-- BEGIN INPUT RECORDS --

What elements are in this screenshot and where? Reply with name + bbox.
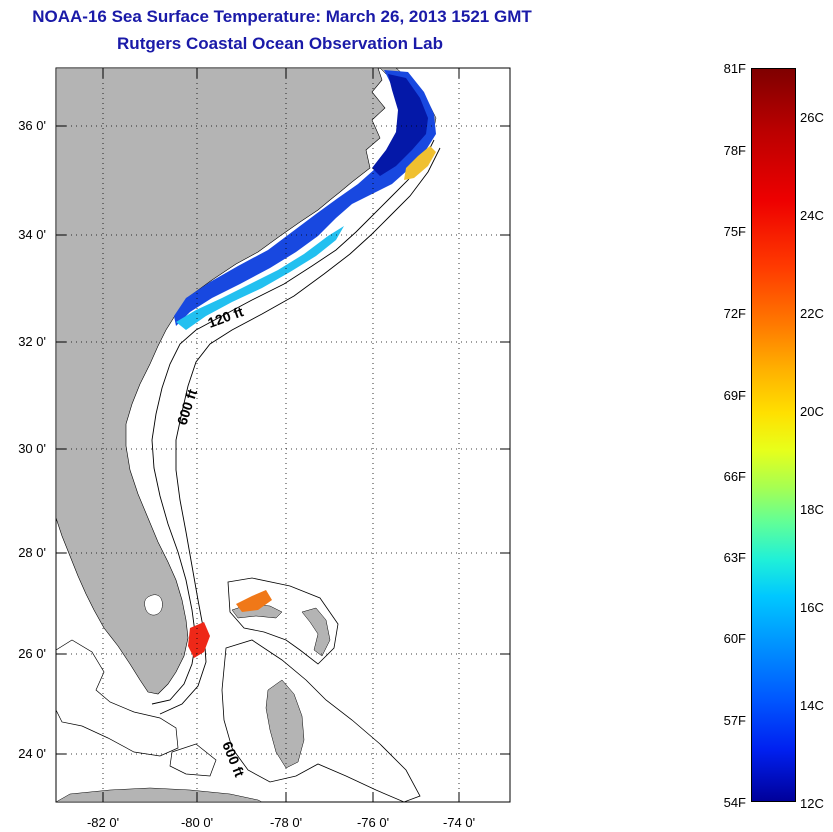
colorbar-c-24: 24C xyxy=(800,208,824,223)
land-southeast-us xyxy=(55,67,386,695)
lon-label-76: -76 0' xyxy=(356,815,390,830)
map-title: NOAA-16 Sea Surface Temperature: March 2… xyxy=(32,7,532,26)
lake-okeechobee xyxy=(144,594,163,616)
lat-label-30: 30 0' xyxy=(18,441,46,456)
colorbar-f-69: 69F xyxy=(723,388,746,403)
colorbar-c-18: 18C xyxy=(800,502,824,517)
colorbar-f-81: 81F xyxy=(723,61,746,76)
colorbar-c-14: 14C xyxy=(800,698,824,713)
colorbar-f-63: 63F xyxy=(723,550,746,565)
lat-label-28: 28 0' xyxy=(18,545,46,560)
lon-label-80: -80 0' xyxy=(180,815,214,830)
lat-label-24: 24 0' xyxy=(18,746,46,761)
colorbar-f-75: 75F xyxy=(723,224,746,239)
land-andros xyxy=(265,679,305,769)
temperature-colorbar xyxy=(751,68,796,802)
land-cuba xyxy=(55,787,263,803)
colorbar-f-60: 60F xyxy=(723,631,746,646)
colorbar-f-66: 66F xyxy=(723,469,746,484)
map-subtitle: Rutgers Coastal Ocean Observation Lab xyxy=(117,34,443,53)
sst-swath-deep-blue xyxy=(372,74,428,176)
sst-bahamas-patch xyxy=(236,590,272,612)
colorbar-c-12: 12C xyxy=(800,796,824,811)
frame-ticks xyxy=(56,68,510,802)
lon-label-78: -78 0' xyxy=(269,815,303,830)
lat-label-34: 34 0' xyxy=(18,227,46,242)
lon-label-74: -74 0' xyxy=(442,815,476,830)
lon-label-82: -82 0' xyxy=(86,815,120,830)
colorbar-c-26: 26C xyxy=(800,110,824,125)
colorbar-c-22: 22C xyxy=(800,306,824,321)
lat-label-32: 32 0' xyxy=(18,334,46,349)
colorbar-f-72: 72F xyxy=(723,306,746,321)
contour-cuba-shelf xyxy=(169,743,217,777)
land-abaco xyxy=(301,607,331,657)
sst-swath-warm xyxy=(404,146,436,180)
colorbar-f-54: 54F xyxy=(723,795,746,810)
colorbar-c-16: 16C xyxy=(800,600,824,615)
lat-label-26: 26 0' xyxy=(18,646,46,661)
contour-great-bahama-bank xyxy=(221,639,421,803)
sst-swath-cyan xyxy=(176,226,344,330)
contour-keys xyxy=(55,639,179,757)
colorbar-c-20: 20C xyxy=(800,404,824,419)
contour-120ft xyxy=(151,139,435,705)
lat-label-36: 36 0' xyxy=(18,118,46,133)
graticule xyxy=(56,68,510,802)
sst-gulfstream-patch xyxy=(188,622,210,658)
colorbar-f-57: 57F xyxy=(723,713,746,728)
contour-bahamas-bank xyxy=(227,577,339,665)
colorbar-f-78: 78F xyxy=(723,143,746,158)
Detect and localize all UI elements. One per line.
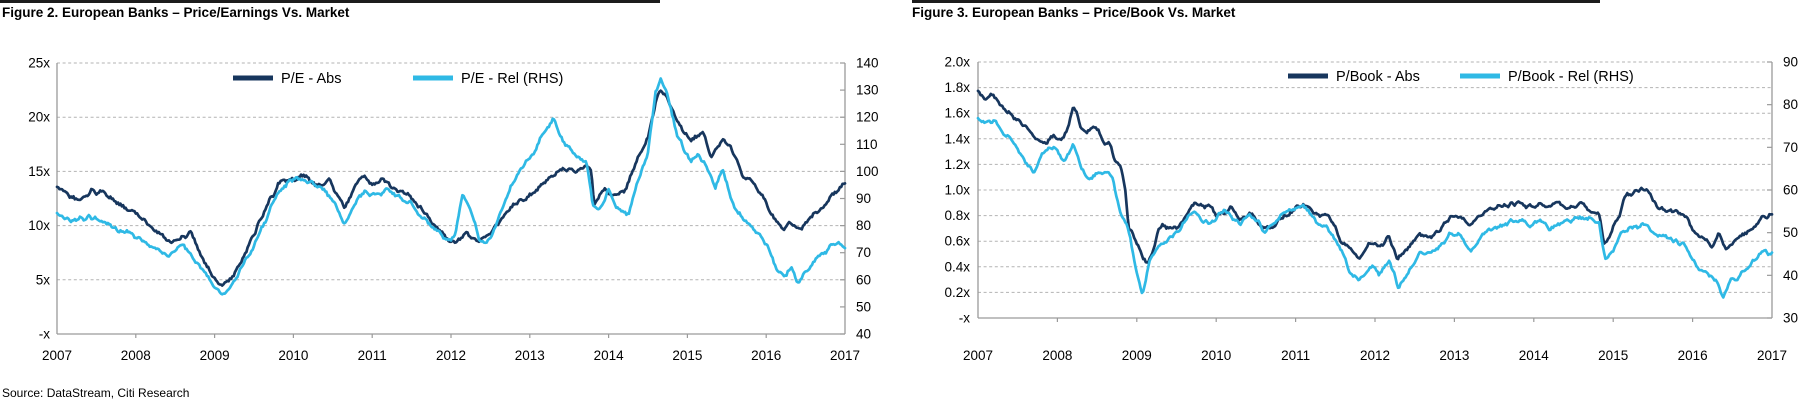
legend-label: P/E - Rel (RHS) <box>461 71 563 87</box>
left-axis-tick-label: 5x <box>36 272 51 287</box>
left-axis-tick-label: 15x <box>28 164 50 179</box>
left-axis-tick-label: -x <box>39 327 50 342</box>
left-axis-tick-label: 0.2x <box>944 285 970 300</box>
right-axis-tick-label: 80 <box>1783 97 1798 112</box>
left-axis-tick-label: 0.6x <box>944 234 970 249</box>
x-axis-tick-label: 2008 <box>121 348 151 363</box>
left-axis-tick-label: 1.2x <box>944 157 970 172</box>
left-top-rule <box>0 0 660 3</box>
x-axis-tick-label: 2016 <box>1678 348 1708 363</box>
right-axis-tick-label: 140 <box>856 56 879 71</box>
x-axis-tick-label: 2016 <box>751 348 781 363</box>
right-axis-tick-label: 80 <box>856 218 871 233</box>
right-axis-tick-label: 30 <box>1783 311 1798 326</box>
left-axis-tick-label: 0.8x <box>944 208 970 223</box>
legend-label: P/E - Abs <box>281 71 341 87</box>
x-axis-tick-label: 2017 <box>1757 348 1787 363</box>
source-note: Source: DataStream, Citi Research <box>2 386 190 400</box>
x-axis-tick-label: 2014 <box>594 348 625 363</box>
right-axis-tick-label: 120 <box>856 110 879 125</box>
right-axis-tick-label: 60 <box>856 272 871 287</box>
x-axis-tick-label: 2015 <box>672 348 702 363</box>
right-axis-tick-label: 40 <box>856 327 871 342</box>
right-axis-tick-label: 100 <box>856 164 879 179</box>
x-axis-tick-label: 2008 <box>1042 348 1072 363</box>
left-axis-tick-label: -x <box>959 311 970 326</box>
right-top-rule <box>912 0 1600 3</box>
right-axis-tick-label: 70 <box>856 245 871 260</box>
x-axis-tick-label: 2007 <box>42 348 72 363</box>
x-axis-tick-label: 2015 <box>1598 348 1628 363</box>
series-line-p-book-rel-rhs- <box>976 116 1774 299</box>
left-axis-tick-label: 0.4x <box>944 259 970 274</box>
x-axis-tick-label: 2009 <box>1122 348 1152 363</box>
x-axis-tick-label: 2010 <box>1201 348 1231 363</box>
x-axis-tick-label: 2012 <box>436 348 466 363</box>
x-axis-tick-label: 2012 <box>1360 348 1390 363</box>
x-axis-tick-label: 2017 <box>830 348 860 363</box>
legend-label: P/Book - Abs <box>1336 69 1420 85</box>
right-axis-tick-label: 40 <box>1783 268 1798 283</box>
series-line-p-e-abs <box>55 89 847 287</box>
right-axis-tick-label: 50 <box>1783 225 1798 240</box>
pe-chart-canvas: 25x 20x 15x 10x 5x -x 140 130 120 110 100 90 80 70 60 5… <box>28 56 879 364</box>
x-axis-tick-label: 2011 <box>1281 348 1310 363</box>
right-axis-tick-label: 60 <box>1783 183 1798 198</box>
left-axis-tick-label: 25x <box>28 56 50 71</box>
x-axis-tick-label: 2010 <box>278 348 308 363</box>
right-axis-tick-label: 130 <box>856 83 879 98</box>
series-line-p-e-rel-rhs- <box>55 77 847 296</box>
left-axis-tick-label: 2.0x <box>944 55 970 70</box>
right-axis-tick-label: 90 <box>1783 55 1798 70</box>
left-axis-tick-label: 1.6x <box>944 106 970 121</box>
left-axis-tick-label: 1.0x <box>944 183 970 198</box>
x-axis-tick-label: 2014 <box>1519 348 1550 363</box>
right-axis-tick-label: 50 <box>856 299 871 314</box>
x-axis-tick-label: 2013 <box>515 348 545 363</box>
x-axis-tick-label: 2013 <box>1439 348 1469 363</box>
x-axis-tick-label: 2009 <box>200 348 230 363</box>
figure-2-title: Figure 2. European Banks – Price/Earning… <box>2 5 350 20</box>
left-axis-tick-label: 10x <box>28 218 50 233</box>
x-axis-tick-label: 2007 <box>963 348 993 363</box>
series-line-p-book-abs <box>976 89 1774 264</box>
right-axis-tick-label: 70 <box>1783 140 1798 155</box>
left-axis-tick-label: 20x <box>28 110 50 125</box>
right-axis-tick-label: 110 <box>856 137 878 152</box>
pb-chart-canvas: 2.0x 1.8x 1.6x 1.4x 1.2x 1.0x 0.8x 0.6x 0.4x 0.2x… <box>944 55 1798 364</box>
left-axis-tick-label: 1.8x <box>944 80 970 95</box>
right-axis-tick-label: 90 <box>856 191 871 206</box>
left-axis-tick-label: 1.4x <box>944 131 970 146</box>
x-axis-tick-label: 2011 <box>358 348 387 363</box>
legend-label: P/Book - Rel (RHS) <box>1508 69 1634 85</box>
figure-3-title: Figure 3. European Banks – Price/Book Vs… <box>912 5 1236 20</box>
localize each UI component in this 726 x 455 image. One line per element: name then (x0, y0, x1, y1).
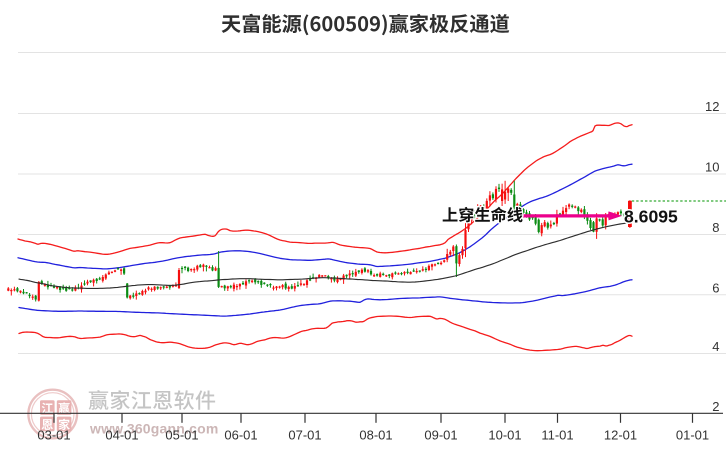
svg-text:07-01: 07-01 (288, 428, 321, 443)
svg-text:8: 8 (712, 220, 719, 235)
svg-text:04-01: 04-01 (105, 428, 138, 443)
svg-text:12: 12 (705, 99, 719, 114)
svg-text:6: 6 (712, 280, 719, 295)
svg-text:10: 10 (705, 160, 719, 175)
svg-text:12-01: 12-01 (604, 428, 637, 443)
svg-text:www.360gann.com: www.360gann.com (89, 421, 219, 437)
svg-text:10-01: 10-01 (488, 428, 521, 443)
svg-text:06-01: 06-01 (224, 428, 257, 443)
svg-text:11-01: 11-01 (541, 428, 573, 443)
svg-text:05-01: 05-01 (165, 428, 198, 443)
svg-text:01-01: 01-01 (676, 428, 709, 443)
svg-text:08-01: 08-01 (359, 428, 392, 443)
svg-text:2: 2 (712, 399, 719, 414)
svg-text:03-01: 03-01 (37, 428, 70, 443)
svg-text:09-01: 09-01 (424, 428, 457, 443)
svg-text:8.6095: 8.6095 (624, 207, 678, 227)
svg-text:4: 4 (712, 339, 719, 354)
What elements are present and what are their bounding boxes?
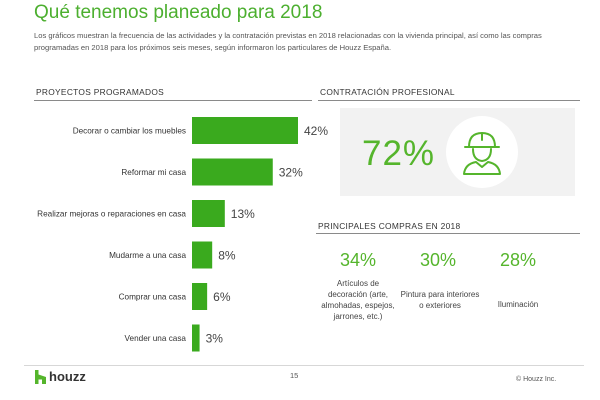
bar	[192, 200, 225, 227]
houzz-logo-text: houzz	[49, 369, 86, 384]
bar-category-label: Realizar mejoras o reparaciones en casa	[37, 210, 186, 219]
copyright: © Houzz Inc.	[516, 376, 557, 383]
projects-heading: PROYECTOS PROGRAMADOS	[36, 87, 165, 97]
page-title: Qué tenemos planeado para 2018	[34, 2, 323, 23]
bar-value-label: 8%	[218, 249, 236, 263]
bar-value-label: 6%	[213, 290, 231, 304]
bar	[192, 283, 208, 310]
bar-category-label: Comprar una casa	[119, 293, 187, 302]
purchases-heading: PRINCIPALES COMPRAS EN 2018	[318, 221, 461, 231]
hiring-divider	[318, 100, 580, 101]
bar	[192, 241, 213, 269]
purchase-decoration-percentage: 34%	[339, 250, 377, 270]
bar-category-label: Decorar o cambiar los muebles	[73, 127, 186, 136]
bar	[192, 117, 298, 144]
purchase-paint-label: Pintura para interiores o exteriores	[400, 290, 480, 310]
purchase-decoration-label: Artículos de decoración (arte, almohadas…	[321, 279, 395, 321]
bar-value-label: 42%	[304, 124, 328, 138]
purchase-lighting-percentage: 28%	[499, 250, 537, 270]
purchase-lighting-label: Iluminación	[497, 300, 539, 309]
bar	[192, 324, 200, 352]
construction-worker-icon	[463, 132, 501, 175]
hiring-percentage: 72%	[362, 134, 436, 173]
houzz-logo: houzz	[35, 369, 86, 384]
page-number: 15	[290, 371, 299, 380]
projects-bar-chart: Decorar o cambiar los muebles 42% Reformar…	[37, 117, 328, 352]
intro-text: Los gráficos muestran la frecuencia de l…	[34, 31, 542, 52]
bar-category-label: Vender una casa	[125, 334, 187, 343]
bar	[192, 158, 273, 186]
worker-badge	[446, 116, 518, 188]
bar-value-label: 32%	[279, 166, 303, 180]
footer-divider	[24, 365, 584, 366]
bar-value-label: 3%	[206, 332, 224, 346]
bar-category-label: Reformar mi casa	[121, 168, 186, 177]
houzz-logo-icon	[35, 369, 46, 384]
purchase-paint-percentage: 30%	[419, 250, 457, 270]
hiring-heading: CONTRATACIÓN PROFESIONAL	[320, 87, 455, 97]
projects-divider	[34, 100, 312, 101]
purchases-divider	[316, 233, 580, 234]
bar-value-label: 13%	[231, 207, 255, 221]
bar-category-label: Mudarme a una casa	[109, 251, 186, 260]
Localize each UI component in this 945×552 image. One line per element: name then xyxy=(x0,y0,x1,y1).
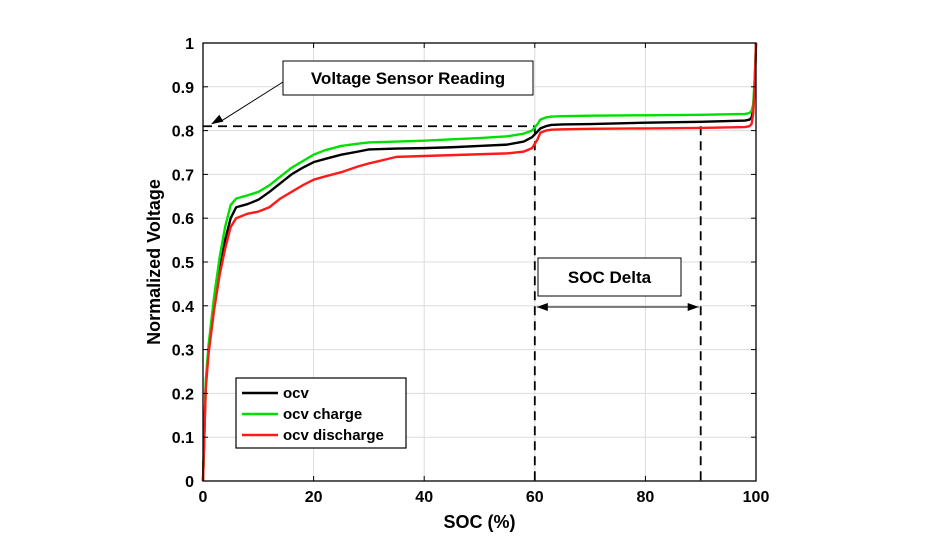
y-tick-label: 0 xyxy=(185,474,194,491)
legend-label: ocv xyxy=(283,385,310,402)
x-axis-title: SOC (%) xyxy=(444,512,516,532)
voltage-sensor-label: Voltage Sensor Reading xyxy=(311,69,505,88)
x-axis-ticks: 0 20 40 60 80 100 xyxy=(199,43,770,506)
series-line-ocv xyxy=(201,42,758,482)
y-tick-label: 0.3 xyxy=(172,343,194,360)
voltage-sensor-box xyxy=(282,60,534,96)
legend-label: ocv charge xyxy=(283,406,362,423)
y-tick-label: 0.9 xyxy=(172,80,194,97)
voltage-sensor-pointer xyxy=(220,81,284,122)
x-tick-label: 0 xyxy=(199,489,208,506)
x-tick-label: 60 xyxy=(526,489,544,506)
series-line-ocv-charge xyxy=(201,42,758,482)
soc-delta-label: SOC Delta xyxy=(568,268,652,287)
y-tick-label: 0.5 xyxy=(172,255,194,272)
voltage-sensor-annotation: Voltage Sensor Reading xyxy=(211,60,534,125)
legend: ocv ocv charge ocv discharge xyxy=(235,377,407,449)
x-tick-label: 80 xyxy=(637,489,655,506)
x-tick-label: 40 xyxy=(415,489,433,506)
x-tick-label: 100 xyxy=(743,489,770,506)
series-line-ocv-discharge xyxy=(201,42,758,482)
series-layer xyxy=(201,42,758,482)
voltage-sensor-arrowhead xyxy=(211,114,224,125)
soc-delta-arrowhead-right xyxy=(687,303,699,311)
soc-delta-annotation: SOC Delta xyxy=(536,257,699,311)
y-tick-label: 0.6 xyxy=(172,211,194,228)
y-tick-label: 0.1 xyxy=(172,430,194,447)
y-axis-ticks: 0 0.1 0.2 0.3 0.4 0.5 0.6 0.7 0.8 0.9 1 xyxy=(172,36,756,491)
legend-label: ocv discharge xyxy=(283,427,384,444)
y-tick-label: 0.8 xyxy=(172,124,194,141)
x-tick-label: 20 xyxy=(305,489,323,506)
y-tick-label: 0.4 xyxy=(172,299,194,316)
y-tick-label: 1 xyxy=(185,36,194,53)
soc-delta-box xyxy=(537,257,682,297)
annotation-guides xyxy=(203,125,702,481)
soc-delta-arrowhead-left xyxy=(536,303,548,311)
y-tick-label: 0.7 xyxy=(172,167,194,184)
y-axis-title: Normalized Voltage xyxy=(144,179,164,345)
y-tick-label: 0.2 xyxy=(172,386,194,403)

-- END INPUT RECORDS --

INSTRUCTIONS TO FOLLOW: Reproduce word for word the lines of the records above, from the line that contains "legend-label: P/E - Rel" through the line that contains "x-axis-tick-label: 2016 <box>751", including both of those lines.

EXERCISE OUTPUT:
legend-label: P/E - Rel (RHS) <box>461 71 563 87</box>
left-axis-tick-label: 5x <box>36 272 51 287</box>
left-axis-tick-label: 15x <box>28 164 50 179</box>
left-axis-tick-label: -x <box>39 327 50 342</box>
left-axis-tick-label: 0.2x <box>944 285 970 300</box>
right-axis-tick-label: 80 <box>1783 97 1798 112</box>
left-axis-tick-label: 0.6x <box>944 234 970 249</box>
x-axis-tick-label: 2008 <box>121 348 151 363</box>
left-axis-tick-label: 1.2x <box>944 157 970 172</box>
left-top-rule <box>0 0 660 3</box>
x-axis-tick-label: 2016 <box>1678 348 1708 363</box>
right-axis-tick-label: 140 <box>856 56 879 71</box>
x-axis-tick-label: 2016 <box>751 348 781 363</box>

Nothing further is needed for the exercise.